• _What is being asked_
Produce a verbatim copy of the entries listed below.

:: Exercise inputs

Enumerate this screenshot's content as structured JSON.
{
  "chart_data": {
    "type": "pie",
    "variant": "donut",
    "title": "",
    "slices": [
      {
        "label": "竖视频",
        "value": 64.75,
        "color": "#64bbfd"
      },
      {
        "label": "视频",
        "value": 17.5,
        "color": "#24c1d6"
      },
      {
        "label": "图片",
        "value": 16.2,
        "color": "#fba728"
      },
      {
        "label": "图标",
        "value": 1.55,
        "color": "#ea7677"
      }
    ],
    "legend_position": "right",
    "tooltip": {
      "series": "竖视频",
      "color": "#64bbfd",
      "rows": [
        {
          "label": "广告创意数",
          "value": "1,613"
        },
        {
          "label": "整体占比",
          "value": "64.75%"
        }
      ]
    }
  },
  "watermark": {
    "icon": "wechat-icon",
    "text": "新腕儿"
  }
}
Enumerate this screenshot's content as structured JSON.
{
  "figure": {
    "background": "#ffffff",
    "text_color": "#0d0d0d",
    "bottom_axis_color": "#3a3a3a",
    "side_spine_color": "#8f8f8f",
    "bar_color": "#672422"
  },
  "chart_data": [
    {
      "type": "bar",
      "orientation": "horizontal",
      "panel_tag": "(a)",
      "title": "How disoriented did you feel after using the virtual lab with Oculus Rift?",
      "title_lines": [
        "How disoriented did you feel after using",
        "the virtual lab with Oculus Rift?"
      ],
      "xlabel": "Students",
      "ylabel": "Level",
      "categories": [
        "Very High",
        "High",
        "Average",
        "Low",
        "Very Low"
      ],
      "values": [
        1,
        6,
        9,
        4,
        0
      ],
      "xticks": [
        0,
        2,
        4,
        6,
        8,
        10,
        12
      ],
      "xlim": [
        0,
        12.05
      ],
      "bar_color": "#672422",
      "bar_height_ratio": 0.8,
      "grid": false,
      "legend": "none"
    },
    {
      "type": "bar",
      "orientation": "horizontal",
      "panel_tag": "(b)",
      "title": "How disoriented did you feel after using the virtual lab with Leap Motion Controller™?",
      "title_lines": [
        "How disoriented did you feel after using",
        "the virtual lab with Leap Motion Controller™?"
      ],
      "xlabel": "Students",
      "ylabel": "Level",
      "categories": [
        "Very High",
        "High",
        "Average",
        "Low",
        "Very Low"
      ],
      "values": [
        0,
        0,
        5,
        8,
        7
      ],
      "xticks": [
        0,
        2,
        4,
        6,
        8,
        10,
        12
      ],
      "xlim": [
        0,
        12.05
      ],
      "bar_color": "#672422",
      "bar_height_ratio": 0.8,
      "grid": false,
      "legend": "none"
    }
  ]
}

::::

• _Full output_
Enumerate this screenshot's content as structured JSON.
{
  "chart_data": {
    "type": "pie",
    "variant": "donut",
    "title": "",
    "slices": [
      {
        "label": "竖视频",
        "value": 64.75,
        "color": "#64bbfd"
      },
      {
        "label": "视频",
        "value": 17.5,
        "color": "#24c1d6"
      },
      {
        "label": "图片",
        "value": 16.2,
        "color": "#fba728"
      },
      {
        "label": "图标",
        "value": 1.55,
        "color": "#ea7677"
      }
    ],
    "legend_position": "right",
    "tooltip": {
      "series": "竖视频",
      "color": "#64bbfd",
      "rows": [
        {
          "label": "广告创意数",
          "value": "1,613"
        },
        {
          "label": "整体占比",
          "value": "64.75%"
        }
      ]
    }
  },
  "watermark": {
    "icon": "wechat-icon",
    "text": "新腕儿"
  }
}
Enumerate this screenshot's content as structured JSON.
{
  "figure": {
    "background": "#ffffff",
    "text_color": "#0d0d0d",
    "bottom_axis_color": "#3a3a3a",
    "side_spine_color": "#8f8f8f",
    "bar_color": "#672422"
  },
  "chart_data": [
    {
      "type": "bar",
      "orientation": "horizontal",
      "panel_tag": "(a)",
      "title": "How disoriented did you feel after using the virtual lab with Oculus Rift?",
      "title_lines": [
        "How disoriented did you feel after using",
        "the virtual lab with Oculus Rift?"
      ],
      "xlabel": "Students",
      "ylabel": "Level",
      "categories": [
        "Very High",
        "High",
        "Average",
        "Low",
        "Very Low"
      ],
      "values": [
        1,
        6,
        9,
        4,
        0
      ],
      "xticks": [
        0,
        2,
        4,
        6,
        8,
        10,
        12
      ],
      "xlim": [
        0,
        12.05
      ],
      "bar_color": "#672422",
      "bar_height_ratio": 0.8,
      "grid": false,
      "legend": "none"
    },
    {
      "type": "bar",
      "orientation": "horizontal",
      "panel_tag": "(b)",
      "title": "How disoriented did you feel after using the virtual lab with Leap Motion Controller™?",
      "title_lines": [
        "How disoriented did you feel after using",
        "the virtual lab with Leap Motion Controller™?"
      ],
      "xlabel": "Students",
      "ylabel": "Level",
      "categories": [
        "Very High",
        "High",
        "Average",
        "Low",
        "Very Low"
      ],
      "values": [
        0,
        0,
        5,
        8,
        7
      ],
      "xticks": [
        0,
        2,
        4,
        6,
        8,
        10,
        12
      ],
      "xlim": [
        0,
        12.05
      ],
      "bar_color": "#672422",
      "bar_height_ratio": 0.8,
      "grid": false,
      "legend": "none"
    }
  ]
}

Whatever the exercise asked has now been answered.